== STORED DATA ==
↓↓↓

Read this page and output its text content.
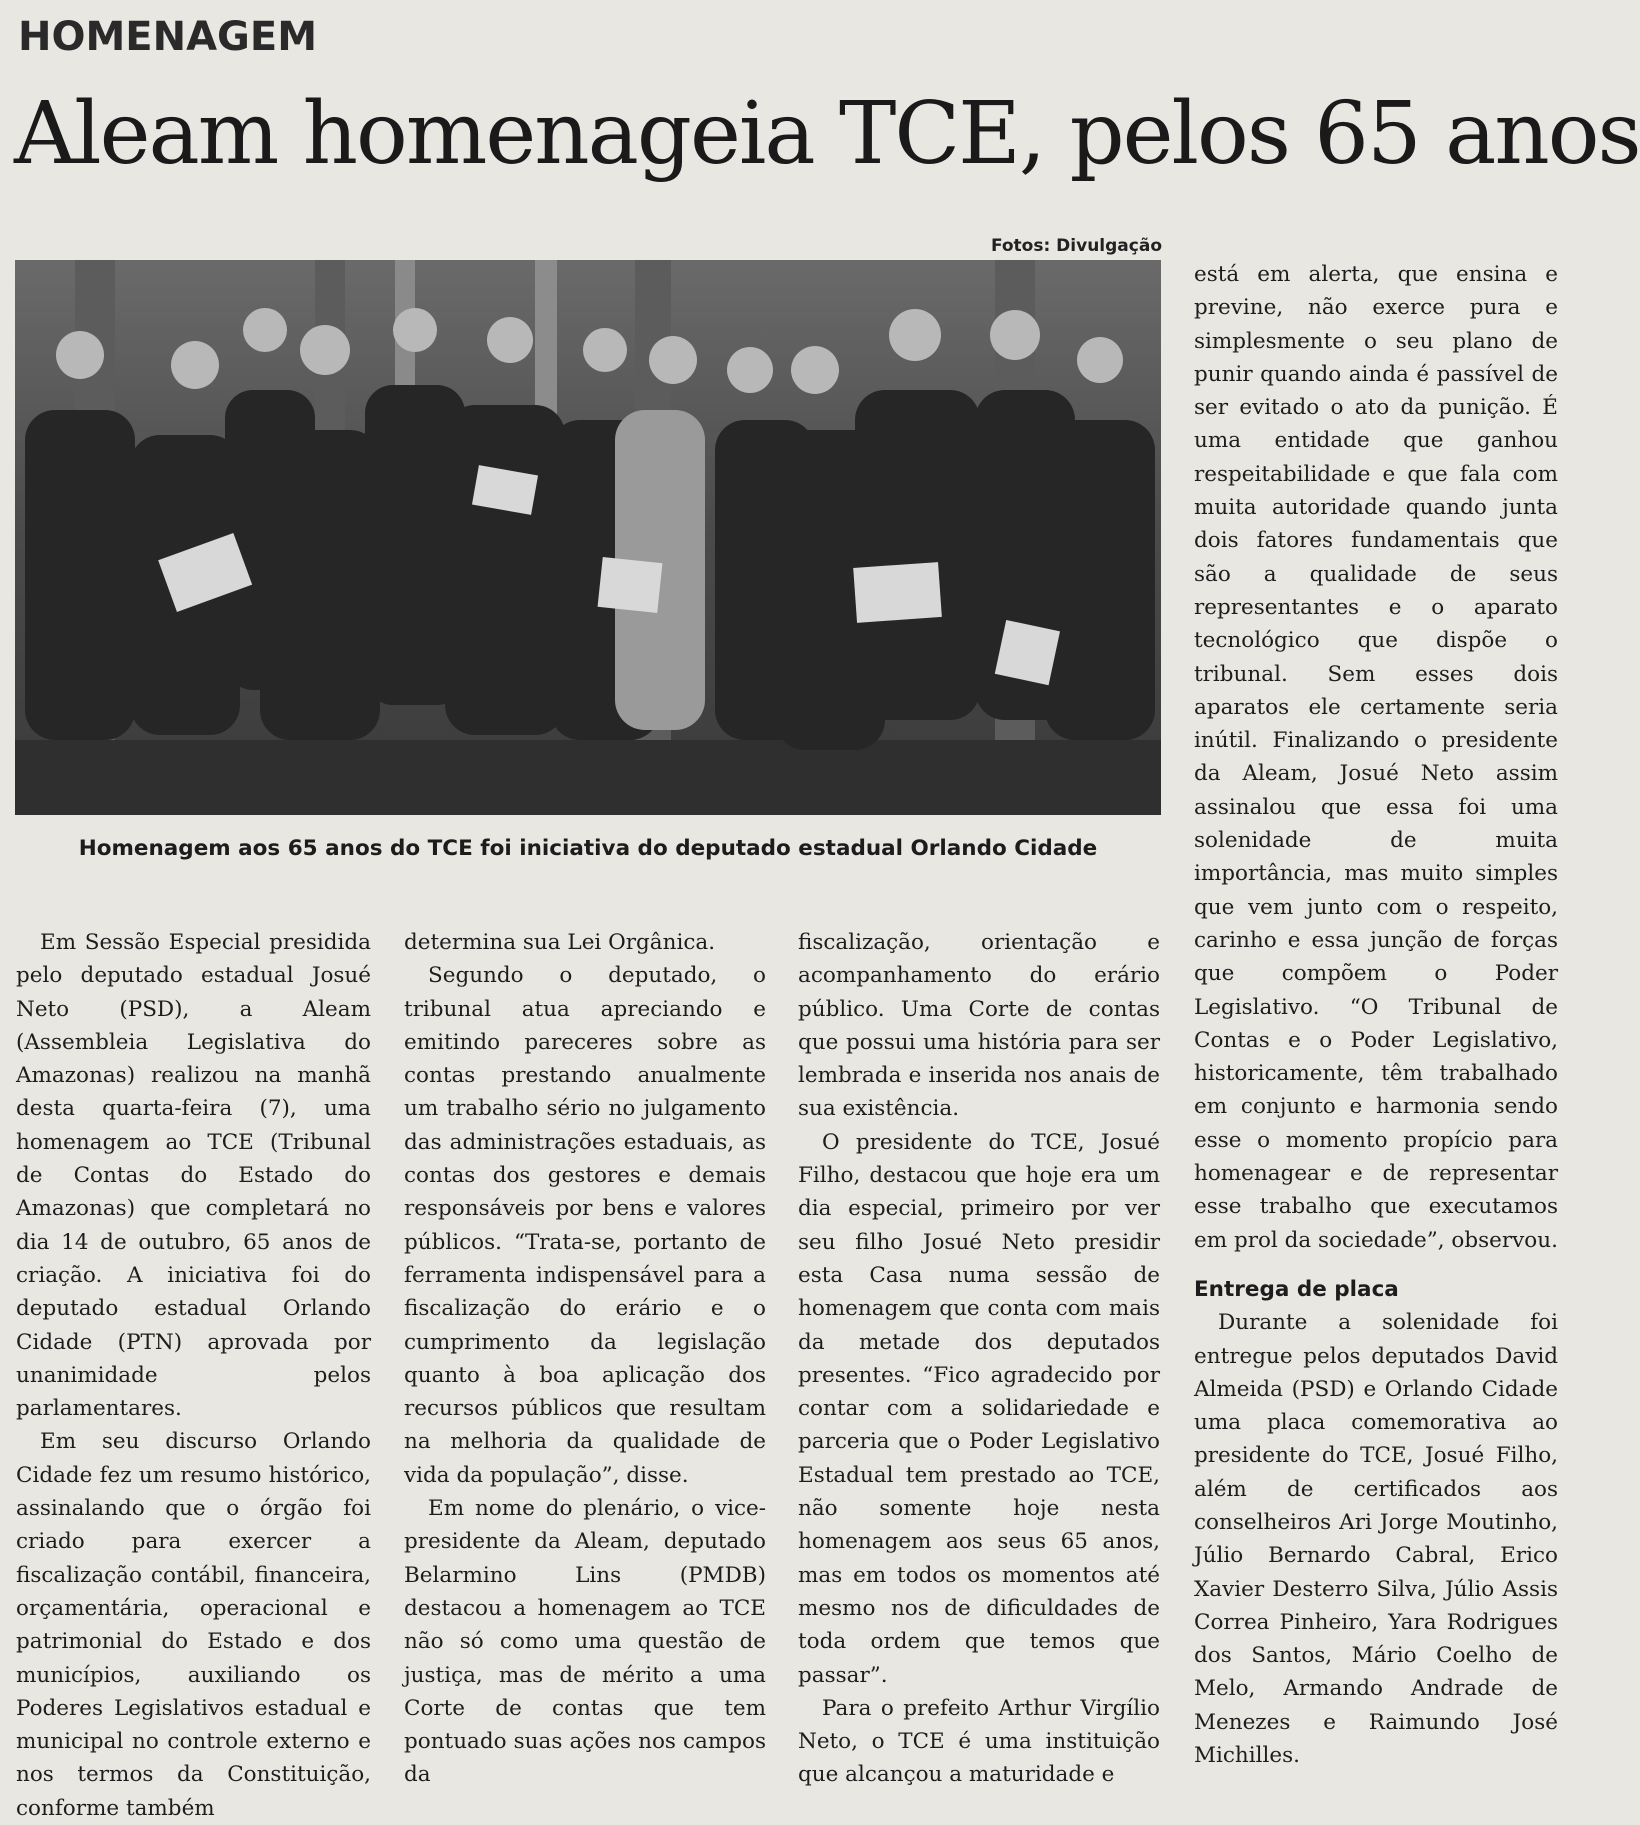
HOMENAGEM
Aleam homenageia TCE, pelos 65 anos
Fotos: Divulgação
Homenagem aos 65 anos do TCE foi iniciativa do deputado estadual Orlando Cidade

Em Sessão Especial presidida pelo deputado estadual Josué Neto (PSD), a Aleam (Assembleia Legislativa do Amazonas) realizou na manhã desta quarta-feira (7), uma homenagem ao TCE (Tribunal de Contas do Estado do Amazonas) que completará no dia 14 de outubro, 65 anos de criação. A iniciativa foi do deputado estadual Orlando Cidade (PTN) aprovada por unanimidade pelos parlamentares.

Em seu discurso Orlando Cidade fez um resumo histórico, assinalando que o órgão foi criado para exercer a fiscalização contábil, financeira, orçamentária, operacional e patrimonial do Estado e dos municípios, auxiliando os Poderes Legislativos estadual e municipal no controle externo e nos termos da Constituição, conforme também

determina sua Lei Orgânica.

Segundo o deputado, o tribunal atua apreciando e emitindo pareceres sobre as contas prestando anualmente um trabalho sério no julgamento das administrações estaduais, as contas dos gestores e demais responsáveis por bens e valores públicos. “Trata-se, portanto de ferramenta indispensável para a fiscalização do erário e o cumprimento da legislação quanto à boa aplicação dos recursos públicos que resultam na melhoria da qualidade de vida da população”, disse.

Em nome do plenário, o vice-presidente da Aleam, deputado Belarmino Lins (PMDB) destacou a homenagem ao TCE não só como uma questão de justiça, mas de mérito a uma Corte de contas que tem pontuado suas ações nos campos da

fiscalização, orientação e acompanhamento do erário público. Uma Corte de contas que possui uma história para ser lembrada e inserida nos anais de sua existência.

O presidente do TCE, Josué Filho, destacou que hoje era um dia especial, primeiro por ver seu filho Josué Neto presidir esta Casa numa sessão de homenagem que conta com mais da metade dos deputados presentes. “Fico agradecido por contar com a solidariedade e parceria que o Poder Legislativo Estadual tem prestado ao TCE, não somente hoje nesta homenagem aos seus 65 anos, mas em todos os momentos até mesmo nos de dificuldades de toda ordem que temos que passar”.

Para o prefeito Arthur Virgílio Neto, o TCE é uma instituição que alcançou a maturidade e

está em alerta, que ensina e previne, não exerce pura e simplesmente o seu plano de punir quando ainda é passível de ser evitado o ato da punição. É uma entidade que ganhou respeitabilidade e que fala com muita autoridade quando junta dois fatores fundamentais que são a qualidade de seus representantes e o aparato tecnológico que dispõe o tribunal. Sem esses dois aparatos ele certamente seria inútil. Finalizando o presidente da Aleam, Josué Neto assim assinalou que essa foi uma solenidade de muita importância, mas muito simples que vem junto com o respeito, carinho e essa junção de forças que compõem o Poder Legislativo. “O Tribunal de Contas e o Poder Legislativo, historicamente, têm trabalhado em conjunto e harmonia sendo esse o momento propício para homenagear e de representar esse trabalho que executamos em prol da sociedade”, observou.

Entrega de placa

Durante a solenidade foi entregue pelos deputados David Almeida (PSD) e Orlando Cidade uma placa comemorativa ao presidente do TCE, Josué Filho, além de certificados aos conselheiros Ari Jorge Moutinho, Júlio Bernardo Cabral, Erico Xavier Desterro Silva, Júlio Assis Correa Pinheiro, Yara Rodrigues dos Santos, Mário Coelho de Melo, Armando Andrade de Menezes e Raimundo José Michilles.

↑↑↑

== OBJECTIVE ==
Go back to the records above and write them out exactly, without the pictures.

== RESPONSE BELOW ==
Read this page and output its text content.
HOMENAGEM
Aleam homenageia TCE, pelos 65 anos
Fotos: Divulgação
Homenagem aos 65 anos do TCE foi iniciativa do deputado estadual Orlando Cidade

Em Sessão Especial presidida pelo deputado estadual Josué Neto (PSD), a Aleam (Assembleia Legislativa do Amazonas) realizou na manhã desta quarta-feira (7), uma homenagem ao TCE (Tribunal de Contas do Estado do Amazonas) que completará no dia 14 de outubro, 65 anos de criação. A iniciativa foi do deputado estadual Orlando Cidade (PTN) aprovada por unanimidade pelos parlamentares.

Em seu discurso Orlando Cidade fez um resumo histórico, assinalando que o órgão foi criado para exercer a fiscalização contábil, financeira, orçamentária, operacional e patrimonial do Estado e dos municípios, auxiliando os Poderes Legislativos estadual e municipal no controle externo e nos termos da Constituição, conforme também

determina sua Lei Orgânica.

Segundo o deputado, o tribunal atua apreciando e emitindo pareceres sobre as contas prestando anualmente um trabalho sério no julgamento das administrações estaduais, as contas dos gestores e demais responsáveis por bens e valores públicos. “Trata-se, portanto de ferramenta indispensável para a fiscalização do erário e o cumprimento da legislação quanto à boa aplicação dos recursos públicos que resultam na melhoria da qualidade de vida da população”, disse.

Em nome do plenário, o vice-presidente da Aleam, deputado Belarmino Lins (PMDB) destacou a homenagem ao TCE não só como uma questão de justiça, mas de mérito a uma Corte de contas que tem pontuado suas ações nos campos da

fiscalização, orientação e acompanhamento do erário público. Uma Corte de contas que possui uma história para ser lembrada e inserida nos anais de sua existência.

O presidente do TCE, Josué Filho, destacou que hoje era um dia especial, primeiro por ver seu filho Josué Neto presidir esta Casa numa sessão de homenagem que conta com mais da metade dos deputados presentes. “Fico agradecido por contar com a solidariedade e parceria que o Poder Legislativo Estadual tem prestado ao TCE, não somente hoje nesta homenagem aos seus 65 anos, mas em todos os momentos até mesmo nos de dificuldades de toda ordem que temos que passar”.

Para o prefeito Arthur Virgílio Neto, o TCE é uma instituição que alcançou a maturidade e

está em alerta, que ensina e previne, não exerce pura e simplesmente o seu plano de punir quando ainda é passível de ser evitado o ato da punição. É uma entidade que ganhou respeitabilidade e que fala com muita autoridade quando junta dois fatores fundamentais que são a qualidade de seus representantes e o aparato tecnológico que dispõe o tribunal. Sem esses dois aparatos ele certamente seria inútil. Finalizando o presidente da Aleam, Josué Neto assim assinalou que essa foi uma solenidade de muita importância, mas muito simples que vem junto com o respeito, carinho e essa junção de forças que compõem o Poder Legislativo. “O Tribunal de Contas e o Poder Legislativo, historicamente, têm trabalhado em conjunto e harmonia sendo esse o momento propício para homenagear e de representar esse trabalho que executamos em prol da sociedade”, observou.

Entrega de placa

Durante a solenidade foi entregue pelos deputados David Almeida (PSD) e Orlando Cidade uma placa comemorativa ao presidente do TCE, Josué Filho, além de certificados aos conselheiros Ari Jorge Moutinho, Júlio Bernardo Cabral, Erico Xavier Desterro Silva, Júlio Assis Correa Pinheiro, Yara Rodrigues dos Santos, Mário Coelho de Melo, Armando Andrade de Menezes e Raimundo José Michilles.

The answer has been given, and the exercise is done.